→ **INPUT MATERIAL**
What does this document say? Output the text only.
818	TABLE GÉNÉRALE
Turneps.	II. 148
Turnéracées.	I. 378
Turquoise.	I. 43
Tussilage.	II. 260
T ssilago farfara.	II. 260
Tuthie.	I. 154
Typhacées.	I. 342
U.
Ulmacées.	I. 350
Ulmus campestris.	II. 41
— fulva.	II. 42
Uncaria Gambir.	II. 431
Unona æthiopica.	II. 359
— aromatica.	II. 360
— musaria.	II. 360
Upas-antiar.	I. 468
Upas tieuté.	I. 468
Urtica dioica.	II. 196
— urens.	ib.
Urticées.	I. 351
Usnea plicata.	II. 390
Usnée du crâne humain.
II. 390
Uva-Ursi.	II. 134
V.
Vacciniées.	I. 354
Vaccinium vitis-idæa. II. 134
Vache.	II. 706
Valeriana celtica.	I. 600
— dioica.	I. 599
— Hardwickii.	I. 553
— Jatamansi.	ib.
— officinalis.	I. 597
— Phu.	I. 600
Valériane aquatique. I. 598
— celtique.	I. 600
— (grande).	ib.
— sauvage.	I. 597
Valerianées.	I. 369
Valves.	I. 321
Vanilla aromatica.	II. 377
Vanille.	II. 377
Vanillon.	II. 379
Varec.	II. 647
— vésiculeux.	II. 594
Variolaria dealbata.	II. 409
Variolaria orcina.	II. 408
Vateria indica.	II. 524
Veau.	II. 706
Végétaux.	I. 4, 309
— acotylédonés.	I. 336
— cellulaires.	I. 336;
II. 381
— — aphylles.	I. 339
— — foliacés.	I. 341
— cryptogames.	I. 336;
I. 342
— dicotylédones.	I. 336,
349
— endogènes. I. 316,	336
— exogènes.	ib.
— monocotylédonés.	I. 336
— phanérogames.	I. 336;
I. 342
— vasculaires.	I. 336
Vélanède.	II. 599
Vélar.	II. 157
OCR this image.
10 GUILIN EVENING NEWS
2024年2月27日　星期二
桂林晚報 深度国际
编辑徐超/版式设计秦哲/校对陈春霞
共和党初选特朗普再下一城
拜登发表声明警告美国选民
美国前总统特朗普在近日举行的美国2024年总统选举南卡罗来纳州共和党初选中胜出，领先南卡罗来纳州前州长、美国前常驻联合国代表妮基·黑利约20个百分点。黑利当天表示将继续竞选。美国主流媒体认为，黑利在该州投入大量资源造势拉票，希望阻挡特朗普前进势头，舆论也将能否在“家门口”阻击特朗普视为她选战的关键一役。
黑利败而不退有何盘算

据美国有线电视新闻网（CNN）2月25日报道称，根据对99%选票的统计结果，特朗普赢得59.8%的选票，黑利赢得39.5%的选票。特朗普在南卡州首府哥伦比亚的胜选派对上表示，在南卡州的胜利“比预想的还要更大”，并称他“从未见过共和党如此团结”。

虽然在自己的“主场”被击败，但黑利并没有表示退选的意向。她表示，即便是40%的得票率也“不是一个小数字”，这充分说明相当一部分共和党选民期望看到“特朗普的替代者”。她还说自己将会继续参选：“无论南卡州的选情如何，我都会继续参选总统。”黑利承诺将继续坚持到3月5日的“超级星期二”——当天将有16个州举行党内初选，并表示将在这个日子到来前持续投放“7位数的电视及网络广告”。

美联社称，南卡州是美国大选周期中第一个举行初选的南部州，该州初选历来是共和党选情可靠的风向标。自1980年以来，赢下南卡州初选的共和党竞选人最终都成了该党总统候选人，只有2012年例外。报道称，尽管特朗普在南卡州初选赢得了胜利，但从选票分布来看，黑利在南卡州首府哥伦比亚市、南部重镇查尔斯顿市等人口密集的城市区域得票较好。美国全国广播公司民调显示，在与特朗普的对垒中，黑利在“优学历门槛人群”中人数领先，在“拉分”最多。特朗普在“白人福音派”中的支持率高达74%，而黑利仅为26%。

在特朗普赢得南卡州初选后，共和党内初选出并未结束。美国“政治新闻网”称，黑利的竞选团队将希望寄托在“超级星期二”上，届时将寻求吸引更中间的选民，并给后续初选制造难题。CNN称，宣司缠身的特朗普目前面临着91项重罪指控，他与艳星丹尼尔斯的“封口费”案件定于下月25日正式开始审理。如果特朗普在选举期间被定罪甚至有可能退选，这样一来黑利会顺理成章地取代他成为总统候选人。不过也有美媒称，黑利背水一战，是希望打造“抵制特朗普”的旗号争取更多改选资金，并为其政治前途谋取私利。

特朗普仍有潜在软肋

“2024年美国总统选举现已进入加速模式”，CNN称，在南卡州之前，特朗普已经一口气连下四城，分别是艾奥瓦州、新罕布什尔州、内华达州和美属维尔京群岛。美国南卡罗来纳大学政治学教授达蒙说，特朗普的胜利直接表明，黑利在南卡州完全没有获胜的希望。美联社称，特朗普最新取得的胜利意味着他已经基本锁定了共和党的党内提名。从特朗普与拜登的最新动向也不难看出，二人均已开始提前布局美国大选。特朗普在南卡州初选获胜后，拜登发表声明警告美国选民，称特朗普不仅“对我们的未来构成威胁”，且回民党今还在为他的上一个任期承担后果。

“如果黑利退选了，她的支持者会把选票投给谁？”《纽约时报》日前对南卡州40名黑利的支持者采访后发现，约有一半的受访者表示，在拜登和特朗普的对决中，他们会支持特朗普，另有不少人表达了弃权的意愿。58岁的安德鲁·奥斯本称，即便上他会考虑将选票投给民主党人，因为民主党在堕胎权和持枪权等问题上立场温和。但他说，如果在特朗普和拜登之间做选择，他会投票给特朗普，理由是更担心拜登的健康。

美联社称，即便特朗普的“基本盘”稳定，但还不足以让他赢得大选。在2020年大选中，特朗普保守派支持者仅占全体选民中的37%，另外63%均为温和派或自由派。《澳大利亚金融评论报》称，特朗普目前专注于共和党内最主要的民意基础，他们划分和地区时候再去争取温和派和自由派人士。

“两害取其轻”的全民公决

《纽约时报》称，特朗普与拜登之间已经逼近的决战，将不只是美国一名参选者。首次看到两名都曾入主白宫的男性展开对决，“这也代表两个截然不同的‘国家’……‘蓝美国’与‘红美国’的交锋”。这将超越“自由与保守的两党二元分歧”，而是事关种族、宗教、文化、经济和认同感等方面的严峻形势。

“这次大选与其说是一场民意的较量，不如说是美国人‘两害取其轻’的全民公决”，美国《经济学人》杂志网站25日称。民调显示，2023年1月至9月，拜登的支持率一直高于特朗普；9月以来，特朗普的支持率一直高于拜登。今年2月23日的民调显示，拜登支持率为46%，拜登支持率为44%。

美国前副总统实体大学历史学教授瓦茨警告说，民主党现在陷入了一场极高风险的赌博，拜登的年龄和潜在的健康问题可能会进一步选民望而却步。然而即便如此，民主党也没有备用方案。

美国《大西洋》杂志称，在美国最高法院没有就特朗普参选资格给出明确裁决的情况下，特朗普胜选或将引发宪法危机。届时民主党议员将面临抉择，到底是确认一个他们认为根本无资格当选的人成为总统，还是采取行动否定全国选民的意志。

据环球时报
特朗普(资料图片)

→ **TASK DESCRIPTION**
Print all of the entries exactly as they are written.

→ **RESULT**
What does this document say? Output the text only.
818	TABLE GÉNÉRALE
Turneps.	II. 148
Turnéracées.	I. 378
Turquoise.	I. 43
Tussilage.	II. 260
T ssilago farfara.	II. 260
Tuthie.	I. 154
Typhacées.	I. 342
U.
Ulmacées.	I. 350
Ulmus campestris.	II. 41
— fulva.	II. 42
Uncaria Gambir.	II. 431
Unona æthiopica.	II. 359
— aromatica.	II. 360
— musaria.	II. 360
Upas-antiar.	I. 468
Upas tieuté.	I. 468
Urtica dioica.	II. 196
— urens.	ib.
Urticées.	I. 351
Usnea plicata.	II. 390
Usnée du crâne humain.
II. 390
Uva-Ursi.	II. 134
V.
Vacciniées.	I. 354
Vaccinium vitis-idæa. II. 134
Vache.	II. 706
Valeriana celtica.	I. 600
— dioica.	I. 599
— Hardwickii.	I. 553
— Jatamansi.	ib.
— officinalis.	I. 597
— Phu.	I. 600
Valériane aquatique. I. 598
— celtique.	I. 600
— (grande).	ib.
— sauvage.	I. 597
Valerianées.	I. 369
Valves.	I. 321
Vanilla aromatica.	II. 377
Vanille.	II. 377
Vanillon.	II. 379
Varec.	II. 647
— vésiculeux.	II. 594
Variolaria dealbata.	II. 409
Variolaria orcina.	II. 408
Vateria indica.	II. 524
Veau.	II. 706
Végétaux.	I. 4, 309
— acotylédonés.	I. 336
— cellulaires.	I. 336;
II. 381
— — aphylles.	I. 339
— — foliacés.	I. 341
— cryptogames.	I. 336;
I. 342
— dicotylédones.	I. 336,
349
— endogènes. I. 316,	336
— exogènes.	ib.
— monocotylédonés.	I. 336
— phanérogames.	I. 336;
I. 342
— vasculaires.	I. 336
Vélanède.	II. 599
Vélar.	II. 157
OCR this image.
10 GUILIN EVENING NEWS
2024年2月27日　星期二
桂林晚報 深度国际
编辑徐超/版式设计秦哲/校对陈春霞
共和党初选特朗普再下一城
拜登发表声明警告美国选民
美国前总统特朗普在近日举行的美国2024年总统选举南卡罗来纳州共和党初选中胜出，领先南卡罗来纳州前州长、美国前常驻联合国代表妮基·黑利约20个百分点。黑利当天表示将继续竞选。美国主流媒体认为，黑利在该州投入大量资源造势拉票，希望阻挡特朗普前进势头，舆论也将能否在“家门口”阻击特朗普视为她选战的关键一役。
黑利败而不退有何盘算

据美国有线电视新闻网（CNN）2月25日报道称，根据对99%选票的统计结果，特朗普赢得59.8%的选票，黑利赢得39.5%的选票。特朗普在南卡州首府哥伦比亚的胜选派对上表示，在南卡州的胜利“比预想的还要更大”，并称他“从未见过共和党如此团结”。

虽然在自己的“主场”被击败，但黑利并没有表示退选的意向。她表示，即便是40%的得票率也“不是一个小数字”，这充分说明相当一部分共和党选民期望看到“特朗普的替代者”。她还说自己将会继续参选：“无论南卡州的选情如何，我都会继续参选总统。”黑利承诺将继续坚持到3月5日的“超级星期二”——当天将有16个州举行党内初选，并表示将在这个日子到来前持续投放“7位数的电视及网络广告”。

美联社称，南卡州是美国大选周期中第一个举行初选的南部州，该州初选历来是共和党选情可靠的风向标。自1980年以来，赢下南卡州初选的共和党竞选人最终都成了该党总统候选人，只有2012年例外。报道称，尽管特朗普在南卡州初选赢得了胜利，但从选票分布来看，黑利在南卡州首府哥伦比亚市、南部重镇查尔斯顿市等人口密集的城市区域得票较好。美国全国广播公司民调显示，在与特朗普的对垒中，黑利在“优学历门槛人群”中人数领先，在“拉分”最多。特朗普在“白人福音派”中的支持率高达74%，而黑利仅为26%。

在特朗普赢得南卡州初选后，共和党内初选出并未结束。美国“政治新闻网”称，黑利的竞选团队将希望寄托在“超级星期二”上，届时将寻求吸引更中间的选民，并给后续初选制造难题。CNN称，宣司缠身的特朗普目前面临着91项重罪指控，他与艳星丹尼尔斯的“封口费”案件定于下月25日正式开始审理。如果特朗普在选举期间被定罪甚至有可能退选，这样一来黑利会顺理成章地取代他成为总统候选人。不过也有美媒称，黑利背水一战，是希望打造“抵制特朗普”的旗号争取更多改选资金，并为其政治前途谋取私利。

特朗普仍有潜在软肋

“2024年美国总统选举现已进入加速模式”，CNN称，在南卡州之前，特朗普已经一口气连下四城，分别是艾奥瓦州、新罕布什尔州、内华达州和美属维尔京群岛。美国南卡罗来纳大学政治学教授达蒙说，特朗普的胜利直接表明，黑利在南卡州完全没有获胜的希望。美联社称，特朗普最新取得的胜利意味着他已经基本锁定了共和党的党内提名。从特朗普与拜登的最新动向也不难看出，二人均已开始提前布局美国大选。特朗普在南卡州初选获胜后，拜登发表声明警告美国选民，称特朗普不仅“对我们的未来构成威胁”，且回民党今还在为他的上一个任期承担后果。

“如果黑利退选了，她的支持者会把选票投给谁？”《纽约时报》日前对南卡州40名黑利的支持者采访后发现，约有一半的受访者表示，在拜登和特朗普的对决中，他们会支持特朗普，另有不少人表达了弃权的意愿。58岁的安德鲁·奥斯本称，即便上他会考虑将选票投给民主党人，因为民主党在堕胎权和持枪权等问题上立场温和。但他说，如果在特朗普和拜登之间做选择，他会投票给特朗普，理由是更担心拜登的健康。

美联社称，即便特朗普的“基本盘”稳定，但还不足以让他赢得大选。在2020年大选中，特朗普保守派支持者仅占全体选民中的37%，另外63%均为温和派或自由派。《澳大利亚金融评论报》称，特朗普目前专注于共和党内最主要的民意基础，他们划分和地区时候再去争取温和派和自由派人士。

“两害取其轻”的全民公决

《纽约时报》称，特朗普与拜登之间已经逼近的决战，将不只是美国一名参选者。首次看到两名都曾入主白宫的男性展开对决，“这也代表两个截然不同的‘国家’……‘蓝美国’与‘红美国’的交锋”。这将超越“自由与保守的两党二元分歧”，而是事关种族、宗教、文化、经济和认同感等方面的严峻形势。

“这次大选与其说是一场民意的较量，不如说是美国人‘两害取其轻’的全民公决”，美国《经济学人》杂志网站25日称。民调显示，2023年1月至9月，拜登的支持率一直高于特朗普；9月以来，特朗普的支持率一直高于拜登。今年2月23日的民调显示，拜登支持率为46%，拜登支持率为44%。

美国前副总统实体大学历史学教授瓦茨警告说，民主党现在陷入了一场极高风险的赌博，拜登的年龄和潜在的健康问题可能会进一步选民望而却步。然而即便如此，民主党也没有备用方案。

美国《大西洋》杂志称，在美国最高法院没有就特朗普参选资格给出明确裁决的情况下，特朗普胜选或将引发宪法危机。届时民主党议员将面临抉择，到底是确认一个他们认为根本无资格当选的人成为总统，还是采取行动否定全国选民的意志。

据环球时报
特朗普(资料图片)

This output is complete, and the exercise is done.